■ Task to complete
Reply with one number: the count of lines in the records below that hold "mayores".

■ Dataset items
▬▬▬▬▬▬

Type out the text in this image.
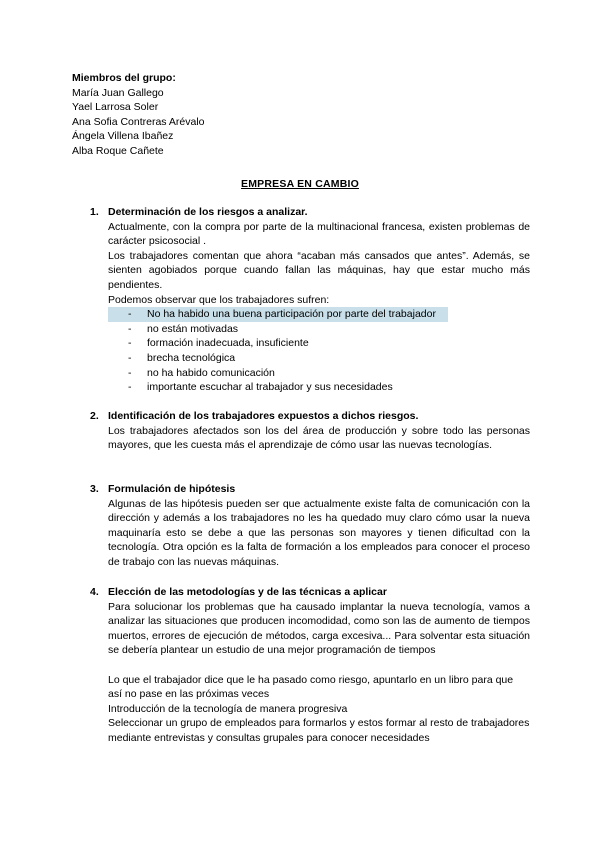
Miembros del grupo:
María Juan Gallego
Yael Larrosa Soler
Ana Sofia Contreras Arévalo
Ángela Villena Ibañez
Alba Roque Cañete
EMPRESA EN CAMBIO
1. Determinación de los riesgos a analizar.

Actualmente, con la compra por parte de la multinacional francesa, existen problemas de carácter psicosocial .

Los trabajadores comentan que ahora “acaban más cansados que antes”. Además, se sienten agobiados porque cuando fallan las máquinas, hay que estar mucho más pendientes.

Podemos observar que los trabajadores sufren:

- No ha habido una buena participación por parte del trabajador
- no están motivadas
- formación inadecuada, insuficiente
- brecha tecnológica
- no ha habido comunicación
- importante escuchar al trabajador y sus necesidades
2. Identificación de los trabajadores expuestos a dichos riesgos.

Los trabajadores afectados son los del área de producción y sobre todo las personas mayores, que les cuesta más el aprendizaje de cómo usar las nuevas tecnologías.

3. Formulación de hipótesis

Algunas de las hipótesis pueden ser que actualmente existe falta de comunicación con la dirección y además a los trabajadores no les ha quedado muy claro cómo usar la nueva maquinaría esto se debe a que las personas son mayores y tienen dificultad con la tecnología. Otra opción es la falta de formación a los empleados para conocer el proceso de trabajo con las nuevas máquinas.

4. Elección de las metodologías y de las técnicas a aplicar

Para solucionar los problemas que ha causado implantar la nueva tecnología, vamos a analizar las situaciones que producen incomodidad, como son las de aumento de tiempos muertos, errores de ejecución de métodos, carga excesiva... Para solventar esta situación se debería plantear un estudio de una mejor programación de tiempos

Lo que el trabajador dice que le ha pasado como riesgo, apuntarlo en un libro para que así no pase en las próximas veces

Introducción de la tecnología de manera progresiva

Seleccionar un grupo de empleados para formarlos y estos formar al resto de trabajadores mediante entrevistas y consultas grupales para conocer necesidades
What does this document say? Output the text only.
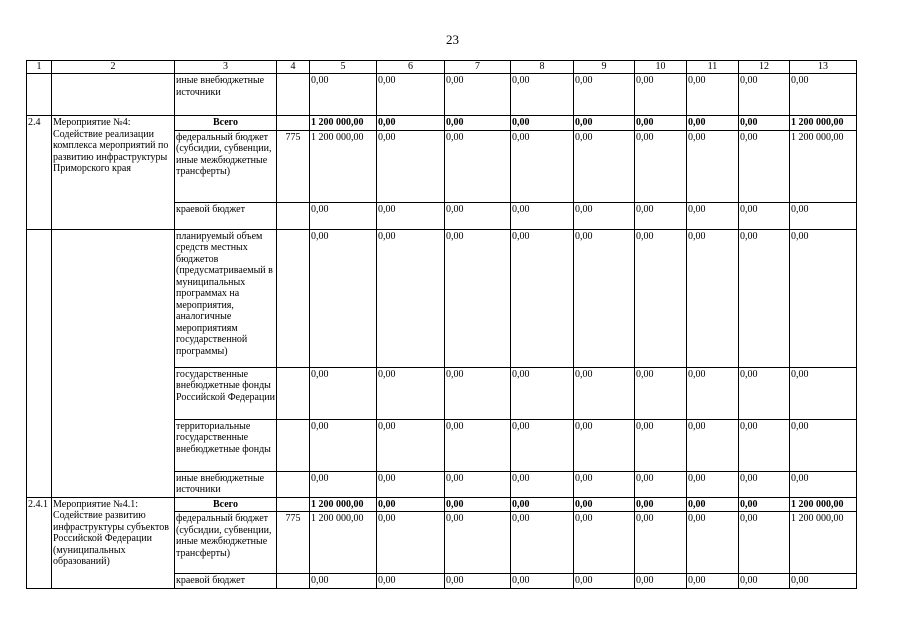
23
1	2	3	4	5	6	7	8	9	10	11	12	13
		иные внебюджетные источники		0,00	0,00	0,00	0,00	0,00	0,00	0,00	0,00	0,00
2.4	Мероприятие №4: Содействие реализации комплекса мероприятий по развитию инфраструктуры Приморского края	Всего		1 200 000,00	0,00	0,00	0,00	0,00	0,00	0,00	0,00	1 200 000,00
		федеральный бюджет (субсидии, субвенции, иные межбюджетные трансферты)	775	1 200 000,00	0,00	0,00	0,00	0,00	0,00	0,00	0,00	1 200 000,00
		краевой бюджет		0,00	0,00	0,00	0,00	0,00	0,00	0,00	0,00	0,00
		планируемый объем средств местных бюджетов (предусматриваемый в муниципальных программах на мероприятия, аналогичные мероприятиям государственной программы)		0,00	0,00	0,00	0,00	0,00	0,00	0,00	0,00	0,00
		государственные внебюджетные фонды Российской Федерации		0,00	0,00	0,00	0,00	0,00	0,00	0,00	0,00	0,00
		территориальные государственные внебюджетные фонды		0,00	0,00	0,00	0,00	0,00	0,00	0,00	0,00	0,00
		иные внебюджетные источники		0,00	0,00	0,00	0,00	0,00	0,00	0,00	0,00	0,00
2.4.1	Мероприятие №4.1: Содействие развитию инфраструктуры субъектов Российской Федерации (муниципальных образований)	Всего		1 200 000,00	0,00	0,00	0,00	0,00	0,00	0,00	0,00	1 200 000,00
		федеральный бюджет (субсидии, субвенции, иные межбюджетные трансферты)	775	1 200 000,00	0,00	0,00	0,00	0,00	0,00	0,00	0,00	1 200 000,00
		краевой бюджет		0,00	0,00	0,00	0,00	0,00	0,00	0,00	0,00	0,00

▬▬▬▬▬▬

■ Completed exercise
2